━━━━━ Supplied material ━━━━━
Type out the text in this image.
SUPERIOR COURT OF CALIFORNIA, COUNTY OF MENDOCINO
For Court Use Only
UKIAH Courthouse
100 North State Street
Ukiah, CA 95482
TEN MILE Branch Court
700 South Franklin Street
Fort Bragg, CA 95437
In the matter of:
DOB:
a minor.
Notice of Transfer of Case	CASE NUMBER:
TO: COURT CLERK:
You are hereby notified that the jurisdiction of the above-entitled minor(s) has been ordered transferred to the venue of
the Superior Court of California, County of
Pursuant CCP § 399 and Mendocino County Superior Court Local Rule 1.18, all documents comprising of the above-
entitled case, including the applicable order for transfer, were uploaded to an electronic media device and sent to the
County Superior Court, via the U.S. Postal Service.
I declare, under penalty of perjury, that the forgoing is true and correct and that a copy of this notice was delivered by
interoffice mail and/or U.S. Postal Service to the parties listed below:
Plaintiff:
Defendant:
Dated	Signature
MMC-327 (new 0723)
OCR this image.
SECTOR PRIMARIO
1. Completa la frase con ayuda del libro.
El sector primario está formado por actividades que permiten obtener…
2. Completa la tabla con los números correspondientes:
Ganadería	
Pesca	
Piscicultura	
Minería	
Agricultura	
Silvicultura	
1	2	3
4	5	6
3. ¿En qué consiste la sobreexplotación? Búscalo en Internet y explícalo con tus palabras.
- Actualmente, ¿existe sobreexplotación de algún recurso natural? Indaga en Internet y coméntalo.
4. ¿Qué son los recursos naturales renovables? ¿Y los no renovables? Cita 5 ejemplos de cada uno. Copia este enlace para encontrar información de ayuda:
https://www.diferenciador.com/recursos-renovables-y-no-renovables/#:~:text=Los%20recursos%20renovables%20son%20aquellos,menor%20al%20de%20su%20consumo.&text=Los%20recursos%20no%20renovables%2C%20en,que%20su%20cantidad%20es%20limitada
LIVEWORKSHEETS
━━━━━
◆ Your goal
Can you reproduce all the material exactly?

◆ Result
Type out the text in this image.
SUPERIOR COURT OF CALIFORNIA, COUNTY OF MENDOCINO
For Court Use Only
UKIAH Courthouse
100 North State Street
Ukiah, CA 95482
TEN MILE Branch Court
700 South Franklin Street
Fort Bragg, CA 95437
In the matter of:
DOB:
a minor.
Notice of Transfer of Case	CASE NUMBER:
TO: COURT CLERK:
You are hereby notified that the jurisdiction of the above-entitled minor(s) has been ordered transferred to the venue of
the Superior Court of California, County of
Pursuant CCP § 399 and Mendocino County Superior Court Local Rule 1.18, all documents comprising of the above-
entitled case, including the applicable order for transfer, were uploaded to an electronic media device and sent to the
County Superior Court, via the U.S. Postal Service.
I declare, under penalty of perjury, that the forgoing is true and correct and that a copy of this notice was delivered by
interoffice mail and/or U.S. Postal Service to the parties listed below:
Plaintiff:
Defendant:
Dated	Signature
MMC-327 (new 0723)
OCR this image.
SECTOR PRIMARIO
1. Completa la frase con ayuda del libro.
El sector primario está formado por actividades que permiten obtener…
2. Completa la tabla con los números correspondientes:
Ganadería	
Pesca	
Piscicultura	
Minería	
Agricultura	
Silvicultura	
1	2	3
4	5	6
3. ¿En qué consiste la sobreexplotación? Búscalo en Internet y explícalo con tus palabras.
- Actualmente, ¿existe sobreexplotación de algún recurso natural? Indaga en Internet y coméntalo.
4. ¿Qué son los recursos naturales renovables? ¿Y los no renovables? Cita 5 ejemplos de cada uno. Copia este enlace para encontrar información de ayuda:
https://www.diferenciador.com/recursos-renovables-y-no-renovables/#:~:text=Los%20recursos%20renovables%20son%20aquellos,menor%20al%20de%20su%20consumo.&text=Los%20recursos%20no%20renovables%2C%20en,que%20su%20cantidad%20es%20limitada
LIVEWORKSHEETS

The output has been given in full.